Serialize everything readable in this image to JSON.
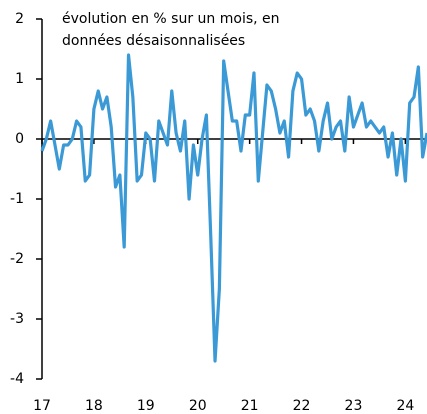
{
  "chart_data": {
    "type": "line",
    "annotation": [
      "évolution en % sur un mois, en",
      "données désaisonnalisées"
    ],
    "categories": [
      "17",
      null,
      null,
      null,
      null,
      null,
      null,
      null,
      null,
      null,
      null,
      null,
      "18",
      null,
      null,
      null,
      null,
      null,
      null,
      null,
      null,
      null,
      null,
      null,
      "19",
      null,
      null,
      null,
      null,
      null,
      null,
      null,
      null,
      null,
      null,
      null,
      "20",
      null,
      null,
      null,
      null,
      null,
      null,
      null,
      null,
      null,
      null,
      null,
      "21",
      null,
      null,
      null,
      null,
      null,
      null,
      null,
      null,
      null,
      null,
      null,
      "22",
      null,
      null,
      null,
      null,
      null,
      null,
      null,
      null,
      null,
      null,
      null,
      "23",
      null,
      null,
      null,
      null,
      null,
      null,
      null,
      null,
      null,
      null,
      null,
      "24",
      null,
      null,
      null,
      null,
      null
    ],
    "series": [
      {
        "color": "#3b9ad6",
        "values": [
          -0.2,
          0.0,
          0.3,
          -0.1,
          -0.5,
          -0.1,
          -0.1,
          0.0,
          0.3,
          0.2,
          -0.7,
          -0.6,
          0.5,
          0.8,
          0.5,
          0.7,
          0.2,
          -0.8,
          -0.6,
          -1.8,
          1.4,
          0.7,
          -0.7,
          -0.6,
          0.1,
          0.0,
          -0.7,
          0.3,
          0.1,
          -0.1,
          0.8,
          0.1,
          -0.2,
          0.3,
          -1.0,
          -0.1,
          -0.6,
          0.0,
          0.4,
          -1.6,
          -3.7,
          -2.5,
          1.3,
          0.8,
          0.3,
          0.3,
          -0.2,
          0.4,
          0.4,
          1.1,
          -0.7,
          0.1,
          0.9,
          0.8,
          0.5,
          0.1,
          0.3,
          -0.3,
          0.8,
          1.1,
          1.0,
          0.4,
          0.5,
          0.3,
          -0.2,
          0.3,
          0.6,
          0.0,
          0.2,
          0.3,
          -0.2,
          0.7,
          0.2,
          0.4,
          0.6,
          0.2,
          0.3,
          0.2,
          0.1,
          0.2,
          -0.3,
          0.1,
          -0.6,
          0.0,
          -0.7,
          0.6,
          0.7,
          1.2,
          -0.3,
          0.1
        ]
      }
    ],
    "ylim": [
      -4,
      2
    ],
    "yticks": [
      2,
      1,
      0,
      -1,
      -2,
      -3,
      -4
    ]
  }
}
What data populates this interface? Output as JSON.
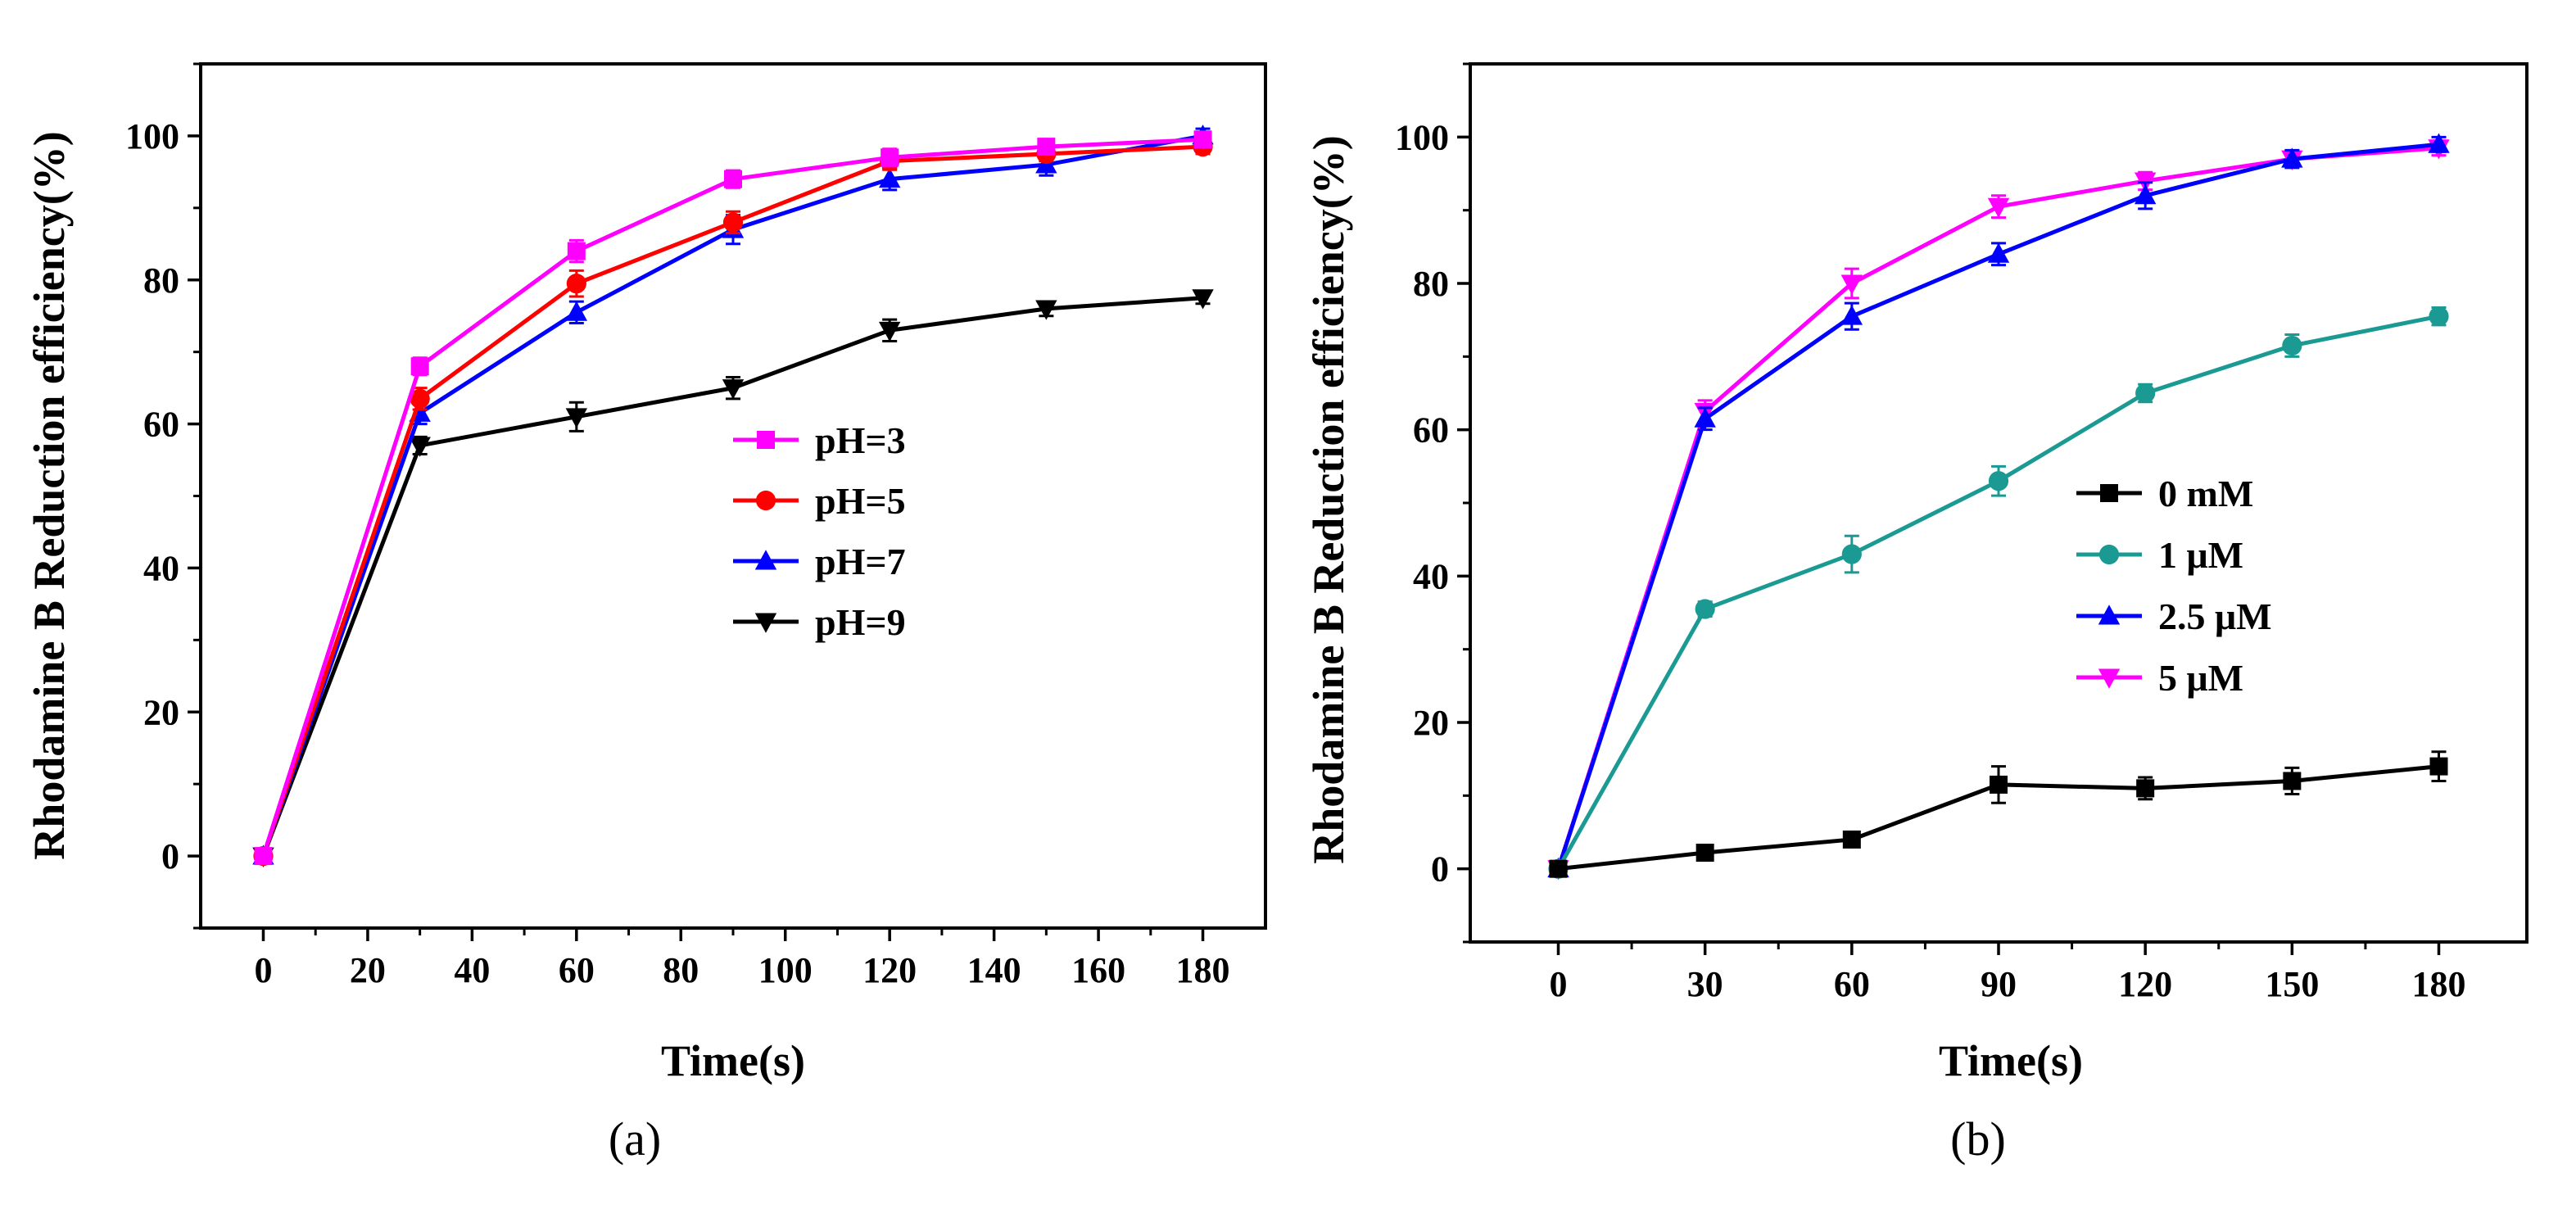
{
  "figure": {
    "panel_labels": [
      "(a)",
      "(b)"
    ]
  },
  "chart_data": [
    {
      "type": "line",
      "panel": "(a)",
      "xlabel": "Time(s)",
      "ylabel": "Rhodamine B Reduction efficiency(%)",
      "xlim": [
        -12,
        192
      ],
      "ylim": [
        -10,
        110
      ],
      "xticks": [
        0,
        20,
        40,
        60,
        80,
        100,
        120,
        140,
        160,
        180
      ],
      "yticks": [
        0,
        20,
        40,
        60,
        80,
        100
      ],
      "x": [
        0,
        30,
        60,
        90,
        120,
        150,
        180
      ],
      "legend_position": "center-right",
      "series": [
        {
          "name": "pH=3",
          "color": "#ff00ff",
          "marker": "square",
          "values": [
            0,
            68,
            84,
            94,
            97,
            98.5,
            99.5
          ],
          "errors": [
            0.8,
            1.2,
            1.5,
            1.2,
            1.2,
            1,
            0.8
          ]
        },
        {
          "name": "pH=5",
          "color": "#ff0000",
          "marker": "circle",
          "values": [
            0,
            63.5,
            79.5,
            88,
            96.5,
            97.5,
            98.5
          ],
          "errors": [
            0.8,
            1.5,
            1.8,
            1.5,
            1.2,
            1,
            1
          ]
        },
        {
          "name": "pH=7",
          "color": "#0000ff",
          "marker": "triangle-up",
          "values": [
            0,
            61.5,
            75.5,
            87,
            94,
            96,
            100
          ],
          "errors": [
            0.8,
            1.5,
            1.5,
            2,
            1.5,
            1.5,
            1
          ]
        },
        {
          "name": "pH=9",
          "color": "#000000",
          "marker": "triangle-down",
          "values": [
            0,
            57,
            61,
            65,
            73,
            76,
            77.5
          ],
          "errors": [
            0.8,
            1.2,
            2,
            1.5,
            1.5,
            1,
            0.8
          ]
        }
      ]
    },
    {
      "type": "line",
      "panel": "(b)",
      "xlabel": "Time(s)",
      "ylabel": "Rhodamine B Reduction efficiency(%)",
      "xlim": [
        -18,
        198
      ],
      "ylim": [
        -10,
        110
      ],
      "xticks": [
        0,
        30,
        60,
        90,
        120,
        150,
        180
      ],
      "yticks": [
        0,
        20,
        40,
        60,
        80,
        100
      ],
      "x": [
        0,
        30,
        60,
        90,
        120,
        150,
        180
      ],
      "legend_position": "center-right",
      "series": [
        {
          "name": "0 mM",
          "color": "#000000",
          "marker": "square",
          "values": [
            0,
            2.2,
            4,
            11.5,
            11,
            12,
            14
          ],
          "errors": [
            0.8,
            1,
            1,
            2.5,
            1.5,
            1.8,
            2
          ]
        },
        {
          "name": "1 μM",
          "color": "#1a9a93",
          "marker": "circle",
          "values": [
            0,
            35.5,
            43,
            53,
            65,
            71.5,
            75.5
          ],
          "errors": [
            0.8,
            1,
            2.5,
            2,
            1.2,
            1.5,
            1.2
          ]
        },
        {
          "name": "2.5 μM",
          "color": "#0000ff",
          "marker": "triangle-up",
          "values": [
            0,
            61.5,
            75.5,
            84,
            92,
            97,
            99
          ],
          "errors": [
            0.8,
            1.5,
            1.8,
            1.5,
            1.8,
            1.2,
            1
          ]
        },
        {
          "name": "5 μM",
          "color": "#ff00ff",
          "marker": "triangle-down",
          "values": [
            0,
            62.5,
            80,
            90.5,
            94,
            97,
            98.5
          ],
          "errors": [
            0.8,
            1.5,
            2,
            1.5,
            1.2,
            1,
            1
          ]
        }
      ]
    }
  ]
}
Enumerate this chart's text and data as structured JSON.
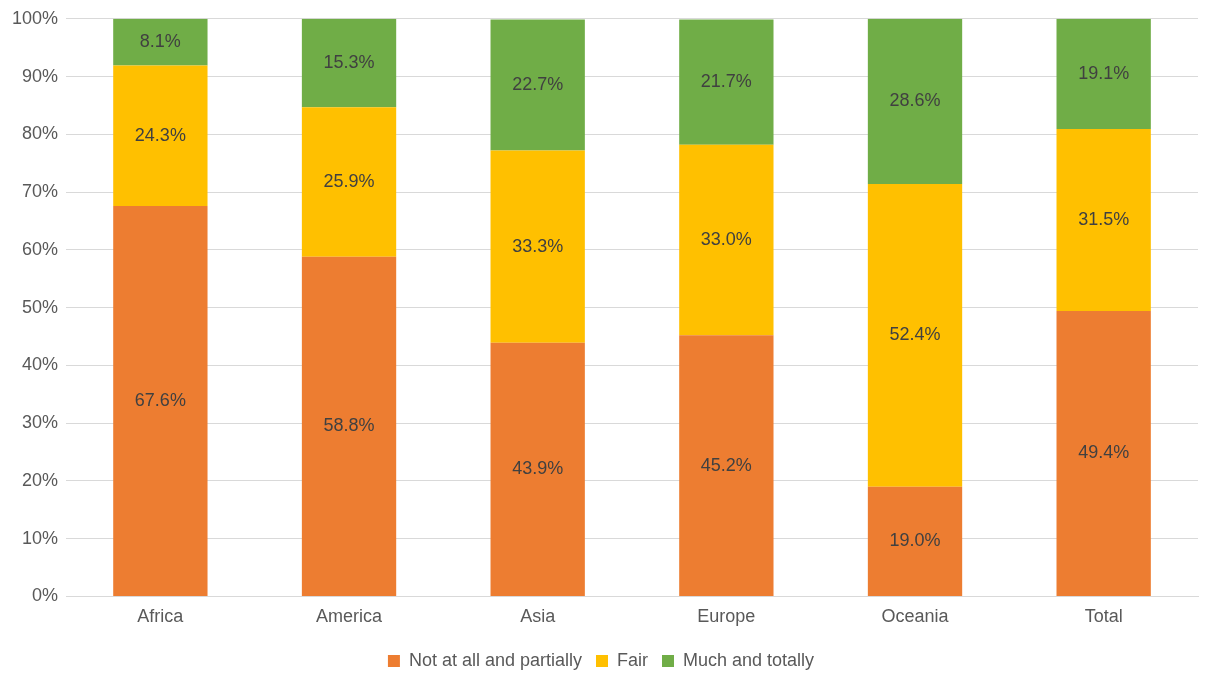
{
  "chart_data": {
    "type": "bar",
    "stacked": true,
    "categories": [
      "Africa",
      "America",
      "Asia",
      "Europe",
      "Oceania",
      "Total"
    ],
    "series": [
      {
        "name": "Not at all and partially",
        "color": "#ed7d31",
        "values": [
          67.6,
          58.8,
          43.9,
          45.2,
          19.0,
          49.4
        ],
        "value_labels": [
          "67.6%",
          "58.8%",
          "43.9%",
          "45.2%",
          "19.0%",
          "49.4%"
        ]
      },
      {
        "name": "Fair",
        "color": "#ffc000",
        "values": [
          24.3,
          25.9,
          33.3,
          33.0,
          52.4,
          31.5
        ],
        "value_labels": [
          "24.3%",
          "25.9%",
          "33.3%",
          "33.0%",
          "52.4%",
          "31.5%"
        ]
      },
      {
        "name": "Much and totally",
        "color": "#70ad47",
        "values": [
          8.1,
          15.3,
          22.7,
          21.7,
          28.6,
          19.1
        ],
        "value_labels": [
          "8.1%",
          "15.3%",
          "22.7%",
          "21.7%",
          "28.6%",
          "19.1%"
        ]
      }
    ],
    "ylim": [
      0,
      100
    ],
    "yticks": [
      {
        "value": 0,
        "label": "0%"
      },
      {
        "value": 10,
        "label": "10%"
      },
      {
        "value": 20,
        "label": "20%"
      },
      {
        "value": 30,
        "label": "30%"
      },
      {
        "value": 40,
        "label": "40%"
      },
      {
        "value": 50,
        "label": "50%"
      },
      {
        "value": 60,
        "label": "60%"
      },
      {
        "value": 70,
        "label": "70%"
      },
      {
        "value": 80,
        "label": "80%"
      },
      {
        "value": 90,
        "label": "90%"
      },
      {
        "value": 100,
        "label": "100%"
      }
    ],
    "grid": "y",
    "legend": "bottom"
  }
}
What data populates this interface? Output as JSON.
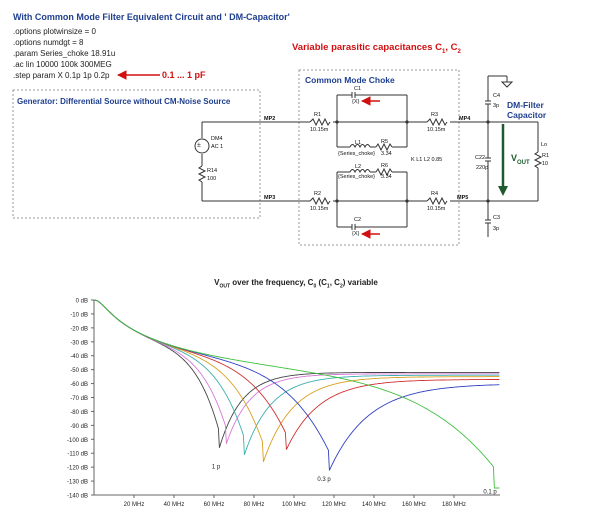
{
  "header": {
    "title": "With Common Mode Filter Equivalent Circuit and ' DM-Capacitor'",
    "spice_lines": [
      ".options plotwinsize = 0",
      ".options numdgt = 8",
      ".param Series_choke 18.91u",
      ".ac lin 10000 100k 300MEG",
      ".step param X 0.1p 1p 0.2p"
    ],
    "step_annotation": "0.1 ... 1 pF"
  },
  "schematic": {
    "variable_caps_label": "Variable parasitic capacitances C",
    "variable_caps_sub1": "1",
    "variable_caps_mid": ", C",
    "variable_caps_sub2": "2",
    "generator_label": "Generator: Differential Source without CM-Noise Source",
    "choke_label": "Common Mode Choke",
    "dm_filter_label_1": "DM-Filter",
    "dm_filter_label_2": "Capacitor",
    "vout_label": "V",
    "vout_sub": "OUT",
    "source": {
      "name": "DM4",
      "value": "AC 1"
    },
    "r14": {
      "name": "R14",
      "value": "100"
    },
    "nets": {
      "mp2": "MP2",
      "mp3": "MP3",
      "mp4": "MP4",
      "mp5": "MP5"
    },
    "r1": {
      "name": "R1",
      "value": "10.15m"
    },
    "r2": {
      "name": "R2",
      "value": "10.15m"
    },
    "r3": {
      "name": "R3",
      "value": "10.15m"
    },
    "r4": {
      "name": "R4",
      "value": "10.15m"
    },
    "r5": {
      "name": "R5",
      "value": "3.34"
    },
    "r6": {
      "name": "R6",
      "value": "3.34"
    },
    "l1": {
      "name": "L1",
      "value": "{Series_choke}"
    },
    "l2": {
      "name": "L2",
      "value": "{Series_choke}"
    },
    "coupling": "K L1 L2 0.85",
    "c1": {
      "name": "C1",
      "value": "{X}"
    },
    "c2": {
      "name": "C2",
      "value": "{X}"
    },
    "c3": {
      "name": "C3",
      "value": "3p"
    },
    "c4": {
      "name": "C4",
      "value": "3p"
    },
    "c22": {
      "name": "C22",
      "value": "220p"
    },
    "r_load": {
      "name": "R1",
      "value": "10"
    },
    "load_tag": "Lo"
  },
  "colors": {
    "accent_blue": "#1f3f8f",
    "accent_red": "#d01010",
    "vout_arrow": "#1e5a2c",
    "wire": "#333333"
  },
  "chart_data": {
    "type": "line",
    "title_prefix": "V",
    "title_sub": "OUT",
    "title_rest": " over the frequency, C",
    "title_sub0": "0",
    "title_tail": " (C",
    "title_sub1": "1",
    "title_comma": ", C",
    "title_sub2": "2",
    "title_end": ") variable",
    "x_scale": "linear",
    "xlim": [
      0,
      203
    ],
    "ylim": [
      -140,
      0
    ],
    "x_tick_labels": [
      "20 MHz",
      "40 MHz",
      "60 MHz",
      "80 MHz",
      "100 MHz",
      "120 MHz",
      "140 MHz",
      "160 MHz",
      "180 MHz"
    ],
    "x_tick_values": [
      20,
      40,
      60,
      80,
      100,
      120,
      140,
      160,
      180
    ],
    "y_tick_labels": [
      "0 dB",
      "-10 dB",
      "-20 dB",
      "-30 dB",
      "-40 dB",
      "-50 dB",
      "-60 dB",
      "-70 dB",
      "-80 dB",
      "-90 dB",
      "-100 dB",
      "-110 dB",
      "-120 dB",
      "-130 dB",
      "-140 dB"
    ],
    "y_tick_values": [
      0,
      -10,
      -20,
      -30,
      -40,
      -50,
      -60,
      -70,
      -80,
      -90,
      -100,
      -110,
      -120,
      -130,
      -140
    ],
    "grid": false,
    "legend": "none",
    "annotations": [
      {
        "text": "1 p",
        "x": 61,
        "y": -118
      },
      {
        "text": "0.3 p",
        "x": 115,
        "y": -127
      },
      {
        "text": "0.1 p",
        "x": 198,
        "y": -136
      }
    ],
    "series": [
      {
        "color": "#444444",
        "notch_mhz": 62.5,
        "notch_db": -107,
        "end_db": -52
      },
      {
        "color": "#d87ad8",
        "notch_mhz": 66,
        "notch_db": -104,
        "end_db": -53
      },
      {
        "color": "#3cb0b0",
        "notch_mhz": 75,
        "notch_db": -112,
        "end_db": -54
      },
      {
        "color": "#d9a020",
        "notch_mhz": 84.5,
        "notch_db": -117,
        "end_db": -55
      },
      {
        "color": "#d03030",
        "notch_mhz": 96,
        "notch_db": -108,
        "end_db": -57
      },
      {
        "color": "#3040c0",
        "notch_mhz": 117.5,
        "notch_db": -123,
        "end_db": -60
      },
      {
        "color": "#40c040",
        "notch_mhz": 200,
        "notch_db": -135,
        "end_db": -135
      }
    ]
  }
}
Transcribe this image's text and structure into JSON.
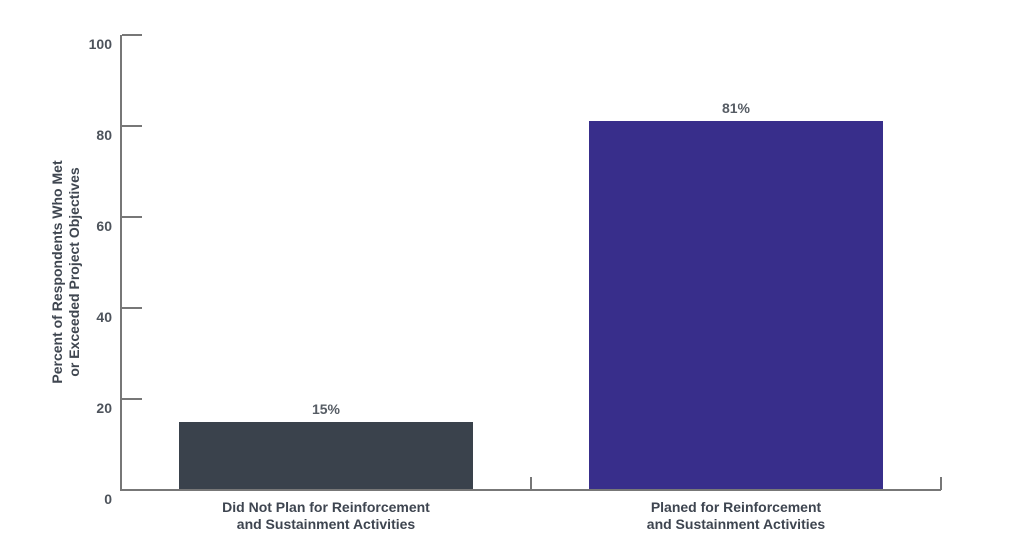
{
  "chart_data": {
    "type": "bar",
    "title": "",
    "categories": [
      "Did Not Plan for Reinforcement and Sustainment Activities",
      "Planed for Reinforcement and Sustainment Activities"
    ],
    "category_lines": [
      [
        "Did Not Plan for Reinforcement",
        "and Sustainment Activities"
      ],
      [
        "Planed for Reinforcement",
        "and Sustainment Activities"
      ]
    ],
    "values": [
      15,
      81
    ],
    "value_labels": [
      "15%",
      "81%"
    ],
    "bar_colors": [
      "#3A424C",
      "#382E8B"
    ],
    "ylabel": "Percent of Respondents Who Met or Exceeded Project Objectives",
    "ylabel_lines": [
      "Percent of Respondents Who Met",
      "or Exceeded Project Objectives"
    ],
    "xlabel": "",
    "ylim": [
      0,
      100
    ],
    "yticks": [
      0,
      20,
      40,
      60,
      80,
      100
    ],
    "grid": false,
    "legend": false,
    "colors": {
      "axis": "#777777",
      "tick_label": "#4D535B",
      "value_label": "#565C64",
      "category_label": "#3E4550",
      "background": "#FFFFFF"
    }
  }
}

▶ [REQUIRED WORK]: Which lines above contain "Reinforcement"? Show each of them.

▶ [OUTPUT FOR THIS EXERCISE]:
      "Did Not Plan for Reinforcement and Sustainment Activities",
      "Planed for Reinforcement and Sustainment Activities"
        "Did Not Plan for Reinforcement",
        "Planed for Reinforcement",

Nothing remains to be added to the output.